### What is asked
Report the count of lines below in which the string "JSON" occurs; include nothing else.
========================
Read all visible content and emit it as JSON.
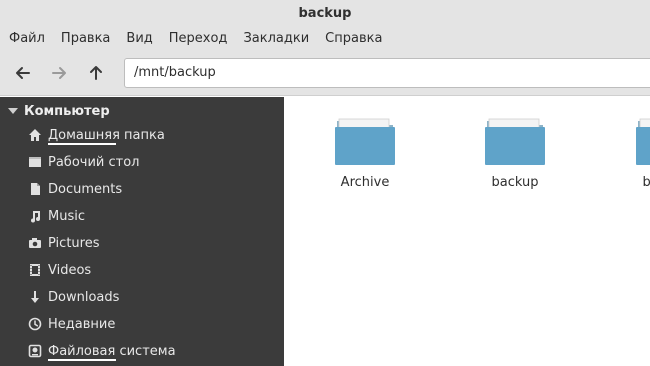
{
  "window": {
    "title": "backup"
  },
  "menubar": {
    "items": [
      "Файл",
      "Правка",
      "Вид",
      "Переход",
      "Закладки",
      "Справка"
    ]
  },
  "toolbar": {
    "back_icon": "arrow-left-icon",
    "forward_icon": "arrow-right-icon",
    "up_icon": "arrow-up-icon",
    "location": "/mnt/backup"
  },
  "sidebar": {
    "header": "Компьютер",
    "items": [
      {
        "label": "Домашняя папка",
        "icon": "home-icon",
        "underline": true
      },
      {
        "label": "Рабочий стол",
        "icon": "desktop-icon"
      },
      {
        "label": "Documents",
        "icon": "document-icon"
      },
      {
        "label": "Music",
        "icon": "music-icon"
      },
      {
        "label": "Pictures",
        "icon": "camera-icon"
      },
      {
        "label": "Videos",
        "icon": "film-icon"
      },
      {
        "label": "Downloads",
        "icon": "download-icon"
      },
      {
        "label": "Недавние",
        "icon": "clock-icon"
      },
      {
        "label": "Файловая система",
        "icon": "drive-icon",
        "underline": true
      }
    ]
  },
  "content": {
    "folders": [
      {
        "label": "Archive"
      },
      {
        "label": "backup"
      },
      {
        "label": "backup"
      }
    ],
    "folder_color": "#5fa3c9"
  },
  "colors": {
    "sidebar_bg": "#3b3b3b",
    "chrome_bg": "#e4e4e4",
    "accent": "#5fa3c9"
  }
}
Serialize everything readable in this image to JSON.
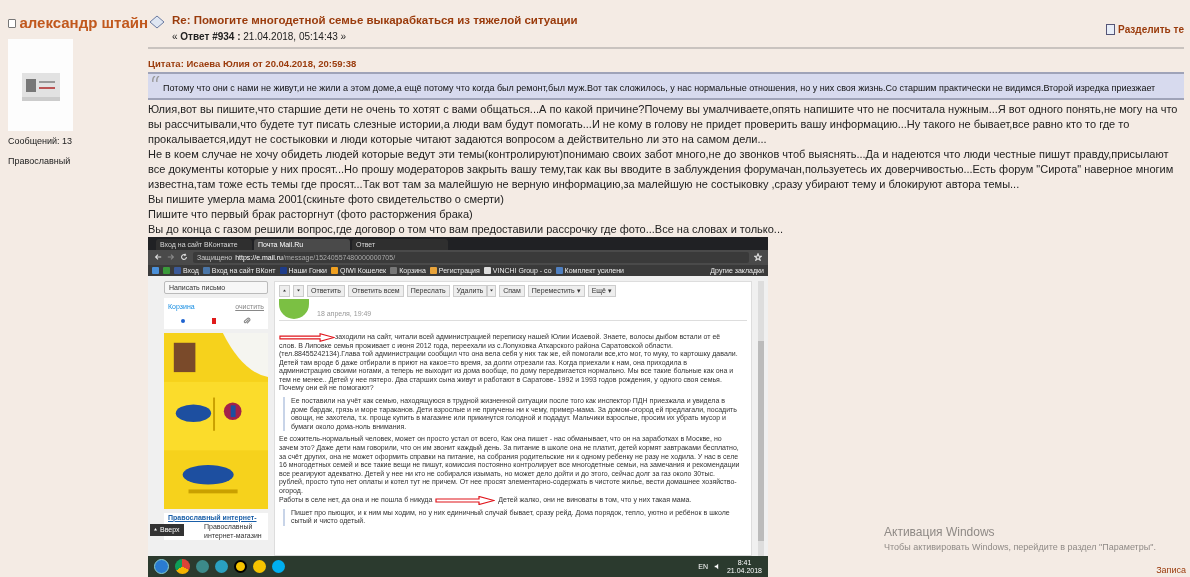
========================
### Full output
2